[待完成任务] 请把从数据开头到含有“paragraph-1: more quickly, than”的那一行（首尾两行都算在内）这一段改写成编号列表，不保留空行，也不涉及其余部分。
——
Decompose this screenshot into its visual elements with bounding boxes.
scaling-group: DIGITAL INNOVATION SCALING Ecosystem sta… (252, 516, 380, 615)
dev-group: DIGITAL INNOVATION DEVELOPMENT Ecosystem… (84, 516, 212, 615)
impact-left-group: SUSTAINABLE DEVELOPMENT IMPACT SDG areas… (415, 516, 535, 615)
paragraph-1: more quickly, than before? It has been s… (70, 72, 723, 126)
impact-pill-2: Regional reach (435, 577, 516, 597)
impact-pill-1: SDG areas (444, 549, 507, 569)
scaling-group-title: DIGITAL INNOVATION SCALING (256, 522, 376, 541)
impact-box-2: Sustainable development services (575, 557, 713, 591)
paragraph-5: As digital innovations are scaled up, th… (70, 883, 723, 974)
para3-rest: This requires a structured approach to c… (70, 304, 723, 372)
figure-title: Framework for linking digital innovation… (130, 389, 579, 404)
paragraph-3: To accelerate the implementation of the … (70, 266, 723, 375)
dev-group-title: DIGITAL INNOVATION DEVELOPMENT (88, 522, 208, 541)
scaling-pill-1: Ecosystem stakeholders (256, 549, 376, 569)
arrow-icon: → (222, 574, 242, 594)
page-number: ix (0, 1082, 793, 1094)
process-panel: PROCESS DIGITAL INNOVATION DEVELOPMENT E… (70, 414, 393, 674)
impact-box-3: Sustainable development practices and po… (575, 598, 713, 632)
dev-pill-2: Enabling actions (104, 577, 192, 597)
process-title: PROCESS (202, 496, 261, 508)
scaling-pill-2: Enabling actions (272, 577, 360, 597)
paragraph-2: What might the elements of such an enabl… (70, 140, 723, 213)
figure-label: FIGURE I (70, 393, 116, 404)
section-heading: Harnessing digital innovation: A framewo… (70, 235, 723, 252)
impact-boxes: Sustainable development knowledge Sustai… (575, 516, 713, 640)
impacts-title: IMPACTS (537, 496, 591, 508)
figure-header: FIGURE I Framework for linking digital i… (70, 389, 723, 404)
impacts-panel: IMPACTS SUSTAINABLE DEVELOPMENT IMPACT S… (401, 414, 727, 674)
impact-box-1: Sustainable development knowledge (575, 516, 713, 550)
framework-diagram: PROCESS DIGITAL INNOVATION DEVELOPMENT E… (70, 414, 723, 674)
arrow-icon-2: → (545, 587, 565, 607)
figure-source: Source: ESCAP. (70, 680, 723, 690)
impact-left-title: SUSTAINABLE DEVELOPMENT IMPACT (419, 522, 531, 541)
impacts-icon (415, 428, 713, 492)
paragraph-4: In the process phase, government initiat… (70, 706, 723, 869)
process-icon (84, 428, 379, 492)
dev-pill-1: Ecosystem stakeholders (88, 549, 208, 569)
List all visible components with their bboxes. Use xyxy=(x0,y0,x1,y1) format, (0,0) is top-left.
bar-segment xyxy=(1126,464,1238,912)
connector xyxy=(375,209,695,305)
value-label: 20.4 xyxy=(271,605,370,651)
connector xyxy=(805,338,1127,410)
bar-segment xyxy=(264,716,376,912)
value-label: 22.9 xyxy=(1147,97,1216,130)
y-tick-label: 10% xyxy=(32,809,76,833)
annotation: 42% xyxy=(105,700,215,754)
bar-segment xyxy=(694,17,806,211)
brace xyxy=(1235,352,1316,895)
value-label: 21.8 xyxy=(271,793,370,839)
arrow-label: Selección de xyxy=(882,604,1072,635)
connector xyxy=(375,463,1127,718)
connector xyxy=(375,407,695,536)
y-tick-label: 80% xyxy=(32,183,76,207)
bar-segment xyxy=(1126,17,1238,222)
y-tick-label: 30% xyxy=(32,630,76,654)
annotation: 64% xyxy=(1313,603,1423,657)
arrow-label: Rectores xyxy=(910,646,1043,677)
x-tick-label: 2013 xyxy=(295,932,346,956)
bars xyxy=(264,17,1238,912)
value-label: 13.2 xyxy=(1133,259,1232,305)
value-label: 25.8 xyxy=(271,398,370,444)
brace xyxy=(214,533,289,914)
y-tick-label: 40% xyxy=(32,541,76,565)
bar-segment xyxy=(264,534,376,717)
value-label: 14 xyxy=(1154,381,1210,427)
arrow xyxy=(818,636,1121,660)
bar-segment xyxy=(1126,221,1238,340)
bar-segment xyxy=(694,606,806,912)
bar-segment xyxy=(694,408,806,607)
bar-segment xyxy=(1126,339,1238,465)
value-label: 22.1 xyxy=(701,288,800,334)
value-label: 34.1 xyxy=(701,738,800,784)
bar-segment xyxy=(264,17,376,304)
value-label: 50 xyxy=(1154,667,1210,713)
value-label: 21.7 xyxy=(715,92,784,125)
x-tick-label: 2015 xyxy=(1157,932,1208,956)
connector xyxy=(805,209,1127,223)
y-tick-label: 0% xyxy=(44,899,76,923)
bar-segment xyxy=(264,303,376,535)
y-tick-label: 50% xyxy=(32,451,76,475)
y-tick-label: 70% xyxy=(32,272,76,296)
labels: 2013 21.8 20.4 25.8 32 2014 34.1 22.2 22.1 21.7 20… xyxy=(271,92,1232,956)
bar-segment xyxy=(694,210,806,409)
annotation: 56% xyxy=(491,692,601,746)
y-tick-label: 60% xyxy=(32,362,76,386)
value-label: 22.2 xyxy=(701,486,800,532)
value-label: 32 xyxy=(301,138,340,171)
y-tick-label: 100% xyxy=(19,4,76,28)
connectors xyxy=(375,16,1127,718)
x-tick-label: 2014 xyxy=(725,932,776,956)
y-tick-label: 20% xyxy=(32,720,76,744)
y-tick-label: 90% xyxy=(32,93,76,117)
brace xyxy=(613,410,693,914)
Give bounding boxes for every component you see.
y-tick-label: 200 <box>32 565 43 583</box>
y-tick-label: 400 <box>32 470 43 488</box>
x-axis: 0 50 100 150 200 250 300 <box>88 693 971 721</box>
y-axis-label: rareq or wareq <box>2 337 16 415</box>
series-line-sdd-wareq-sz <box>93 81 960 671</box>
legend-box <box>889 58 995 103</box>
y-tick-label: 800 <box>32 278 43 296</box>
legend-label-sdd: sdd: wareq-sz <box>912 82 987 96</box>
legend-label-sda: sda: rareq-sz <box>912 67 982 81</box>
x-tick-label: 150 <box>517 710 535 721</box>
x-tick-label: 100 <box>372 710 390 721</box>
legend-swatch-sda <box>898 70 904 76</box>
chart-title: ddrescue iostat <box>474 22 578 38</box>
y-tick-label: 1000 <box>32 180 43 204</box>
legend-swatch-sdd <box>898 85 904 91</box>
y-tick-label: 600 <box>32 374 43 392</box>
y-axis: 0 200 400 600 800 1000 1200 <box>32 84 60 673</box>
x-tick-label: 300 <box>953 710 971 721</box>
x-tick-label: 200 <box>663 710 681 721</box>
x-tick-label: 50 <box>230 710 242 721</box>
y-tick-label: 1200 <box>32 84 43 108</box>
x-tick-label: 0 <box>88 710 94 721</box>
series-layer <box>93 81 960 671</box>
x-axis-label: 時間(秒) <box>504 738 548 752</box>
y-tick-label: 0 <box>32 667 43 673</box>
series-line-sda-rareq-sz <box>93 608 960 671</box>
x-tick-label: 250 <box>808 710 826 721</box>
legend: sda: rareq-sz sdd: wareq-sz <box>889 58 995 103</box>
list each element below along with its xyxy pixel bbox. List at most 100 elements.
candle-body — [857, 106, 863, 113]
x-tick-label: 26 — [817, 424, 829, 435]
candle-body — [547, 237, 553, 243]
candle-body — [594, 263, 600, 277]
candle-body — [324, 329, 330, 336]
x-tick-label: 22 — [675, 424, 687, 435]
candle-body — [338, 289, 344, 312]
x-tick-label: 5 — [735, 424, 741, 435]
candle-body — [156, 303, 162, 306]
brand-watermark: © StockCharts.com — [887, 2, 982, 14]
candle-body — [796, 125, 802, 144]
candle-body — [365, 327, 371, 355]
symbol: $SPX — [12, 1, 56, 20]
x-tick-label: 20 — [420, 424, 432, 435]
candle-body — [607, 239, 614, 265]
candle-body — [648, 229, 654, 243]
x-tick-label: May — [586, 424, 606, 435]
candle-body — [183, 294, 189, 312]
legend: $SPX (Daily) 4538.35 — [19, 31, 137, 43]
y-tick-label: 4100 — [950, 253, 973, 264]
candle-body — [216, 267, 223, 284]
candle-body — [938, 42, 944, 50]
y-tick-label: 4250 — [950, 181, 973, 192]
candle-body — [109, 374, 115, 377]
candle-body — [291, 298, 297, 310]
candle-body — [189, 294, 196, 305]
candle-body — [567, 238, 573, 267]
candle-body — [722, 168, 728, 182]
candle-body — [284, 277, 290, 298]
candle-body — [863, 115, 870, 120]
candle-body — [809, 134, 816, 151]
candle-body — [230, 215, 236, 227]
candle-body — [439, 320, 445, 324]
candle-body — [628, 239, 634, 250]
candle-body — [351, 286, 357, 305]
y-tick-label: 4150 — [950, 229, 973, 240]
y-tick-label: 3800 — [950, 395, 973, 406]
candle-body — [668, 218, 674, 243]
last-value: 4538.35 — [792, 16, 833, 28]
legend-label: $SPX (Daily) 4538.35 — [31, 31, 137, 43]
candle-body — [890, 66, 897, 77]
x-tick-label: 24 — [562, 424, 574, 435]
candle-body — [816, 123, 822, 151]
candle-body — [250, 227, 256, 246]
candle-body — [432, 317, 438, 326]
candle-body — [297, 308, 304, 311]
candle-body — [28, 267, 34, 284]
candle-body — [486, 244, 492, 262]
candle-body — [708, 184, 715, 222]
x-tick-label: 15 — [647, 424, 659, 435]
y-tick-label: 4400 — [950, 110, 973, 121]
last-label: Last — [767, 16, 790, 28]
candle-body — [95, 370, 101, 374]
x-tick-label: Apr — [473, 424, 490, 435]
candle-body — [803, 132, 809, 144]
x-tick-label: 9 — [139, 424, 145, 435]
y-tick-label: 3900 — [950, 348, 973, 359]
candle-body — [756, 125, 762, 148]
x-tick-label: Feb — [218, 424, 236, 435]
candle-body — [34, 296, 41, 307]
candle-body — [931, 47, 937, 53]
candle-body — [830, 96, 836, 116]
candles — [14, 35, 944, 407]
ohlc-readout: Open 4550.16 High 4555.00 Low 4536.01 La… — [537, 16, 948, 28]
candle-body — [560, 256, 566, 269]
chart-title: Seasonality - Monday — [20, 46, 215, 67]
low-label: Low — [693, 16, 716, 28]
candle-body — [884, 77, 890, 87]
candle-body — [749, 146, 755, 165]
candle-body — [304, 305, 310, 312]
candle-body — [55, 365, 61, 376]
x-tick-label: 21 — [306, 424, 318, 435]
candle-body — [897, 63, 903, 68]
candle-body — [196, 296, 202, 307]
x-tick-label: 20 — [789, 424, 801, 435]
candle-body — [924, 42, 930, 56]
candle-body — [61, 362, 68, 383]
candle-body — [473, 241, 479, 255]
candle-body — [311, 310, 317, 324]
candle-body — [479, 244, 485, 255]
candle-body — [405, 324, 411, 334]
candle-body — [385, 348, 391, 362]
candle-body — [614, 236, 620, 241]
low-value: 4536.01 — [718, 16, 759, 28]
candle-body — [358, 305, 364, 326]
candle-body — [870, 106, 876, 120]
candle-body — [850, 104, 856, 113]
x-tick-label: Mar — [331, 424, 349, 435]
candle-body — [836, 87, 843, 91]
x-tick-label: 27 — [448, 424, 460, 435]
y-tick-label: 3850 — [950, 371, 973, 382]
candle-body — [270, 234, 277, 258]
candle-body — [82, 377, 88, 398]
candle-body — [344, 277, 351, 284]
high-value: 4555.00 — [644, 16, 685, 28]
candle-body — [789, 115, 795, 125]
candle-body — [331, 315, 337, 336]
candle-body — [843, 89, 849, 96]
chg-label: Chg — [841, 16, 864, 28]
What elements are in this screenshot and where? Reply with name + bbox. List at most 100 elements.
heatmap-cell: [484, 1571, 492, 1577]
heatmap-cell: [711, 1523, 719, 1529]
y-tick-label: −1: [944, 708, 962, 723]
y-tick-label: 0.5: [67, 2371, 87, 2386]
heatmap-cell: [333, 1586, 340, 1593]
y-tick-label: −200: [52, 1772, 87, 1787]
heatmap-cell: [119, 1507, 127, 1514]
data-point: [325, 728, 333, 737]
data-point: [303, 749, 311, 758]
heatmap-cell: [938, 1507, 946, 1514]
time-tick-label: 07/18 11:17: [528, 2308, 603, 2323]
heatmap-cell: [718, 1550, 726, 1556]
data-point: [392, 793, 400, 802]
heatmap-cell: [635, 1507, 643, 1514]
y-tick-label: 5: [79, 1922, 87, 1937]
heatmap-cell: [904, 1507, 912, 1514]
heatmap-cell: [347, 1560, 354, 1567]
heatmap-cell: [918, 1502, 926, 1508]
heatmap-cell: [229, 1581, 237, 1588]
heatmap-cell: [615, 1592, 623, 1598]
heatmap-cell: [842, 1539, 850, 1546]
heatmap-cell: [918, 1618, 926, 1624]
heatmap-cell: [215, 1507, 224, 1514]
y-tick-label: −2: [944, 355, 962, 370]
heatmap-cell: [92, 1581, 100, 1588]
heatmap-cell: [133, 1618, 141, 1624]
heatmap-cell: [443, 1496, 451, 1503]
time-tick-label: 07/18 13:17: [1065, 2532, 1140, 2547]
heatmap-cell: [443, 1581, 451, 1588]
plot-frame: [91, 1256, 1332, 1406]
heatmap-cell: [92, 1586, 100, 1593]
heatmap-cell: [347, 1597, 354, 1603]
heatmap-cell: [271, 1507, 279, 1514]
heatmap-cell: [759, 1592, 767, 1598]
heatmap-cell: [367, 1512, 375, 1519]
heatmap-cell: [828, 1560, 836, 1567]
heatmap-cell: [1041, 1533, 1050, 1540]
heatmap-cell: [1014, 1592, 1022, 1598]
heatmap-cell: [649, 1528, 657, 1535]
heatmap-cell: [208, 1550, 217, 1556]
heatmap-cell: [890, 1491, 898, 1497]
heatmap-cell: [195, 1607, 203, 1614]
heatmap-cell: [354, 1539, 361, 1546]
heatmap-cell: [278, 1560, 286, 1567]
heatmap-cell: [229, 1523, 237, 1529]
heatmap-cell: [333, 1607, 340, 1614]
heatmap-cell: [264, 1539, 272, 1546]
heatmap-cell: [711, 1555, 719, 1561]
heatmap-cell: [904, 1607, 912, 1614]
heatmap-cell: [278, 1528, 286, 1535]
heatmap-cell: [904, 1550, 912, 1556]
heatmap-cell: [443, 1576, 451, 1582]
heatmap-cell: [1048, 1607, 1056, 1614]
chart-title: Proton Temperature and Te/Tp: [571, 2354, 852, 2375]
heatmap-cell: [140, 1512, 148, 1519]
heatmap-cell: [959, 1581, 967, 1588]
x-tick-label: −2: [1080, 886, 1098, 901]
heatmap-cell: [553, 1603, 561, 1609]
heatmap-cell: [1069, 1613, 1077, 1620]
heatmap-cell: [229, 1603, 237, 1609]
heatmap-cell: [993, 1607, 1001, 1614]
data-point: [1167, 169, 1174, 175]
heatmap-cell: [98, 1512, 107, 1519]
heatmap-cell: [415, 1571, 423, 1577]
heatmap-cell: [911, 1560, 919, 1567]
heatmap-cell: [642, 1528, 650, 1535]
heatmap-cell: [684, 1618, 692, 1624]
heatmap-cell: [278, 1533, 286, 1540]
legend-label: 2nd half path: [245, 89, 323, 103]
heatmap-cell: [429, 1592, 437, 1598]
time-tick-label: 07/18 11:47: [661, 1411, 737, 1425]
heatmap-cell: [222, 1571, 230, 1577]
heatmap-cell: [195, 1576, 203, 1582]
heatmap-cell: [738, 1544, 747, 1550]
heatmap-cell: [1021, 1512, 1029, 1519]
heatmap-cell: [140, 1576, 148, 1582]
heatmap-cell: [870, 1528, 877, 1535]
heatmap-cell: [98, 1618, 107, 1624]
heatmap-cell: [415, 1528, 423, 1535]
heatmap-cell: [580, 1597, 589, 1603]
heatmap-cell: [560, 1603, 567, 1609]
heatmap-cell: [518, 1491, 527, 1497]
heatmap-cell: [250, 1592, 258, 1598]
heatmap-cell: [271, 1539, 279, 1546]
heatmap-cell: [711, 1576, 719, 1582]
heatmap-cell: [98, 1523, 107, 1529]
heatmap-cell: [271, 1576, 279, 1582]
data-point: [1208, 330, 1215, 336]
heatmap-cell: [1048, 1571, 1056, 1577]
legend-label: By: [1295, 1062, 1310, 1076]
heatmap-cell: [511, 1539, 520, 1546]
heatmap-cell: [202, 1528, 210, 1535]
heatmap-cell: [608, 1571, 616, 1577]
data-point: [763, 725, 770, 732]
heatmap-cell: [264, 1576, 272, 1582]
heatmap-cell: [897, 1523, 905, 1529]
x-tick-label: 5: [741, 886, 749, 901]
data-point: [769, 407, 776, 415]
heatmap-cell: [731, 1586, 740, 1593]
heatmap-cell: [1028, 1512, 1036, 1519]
——
[完整回答]
1. Decompose this screenshot into its visual elements with bounding boxes.
2. scaling-group: DIGITAL INNOVATION SCALING Ecosystem sta… (252, 516, 380, 615)
3. dev-group: DIGITAL INNOVATION DEVELOPMENT Ecosystem… (84, 516, 212, 615)
4. impact-left-group: SUSTAINABLE DEVELOPMENT IMPACT SDG areas… (415, 516, 535, 615)
5. paragraph-1: more quickly, than before? It has been s… (70, 72, 723, 126)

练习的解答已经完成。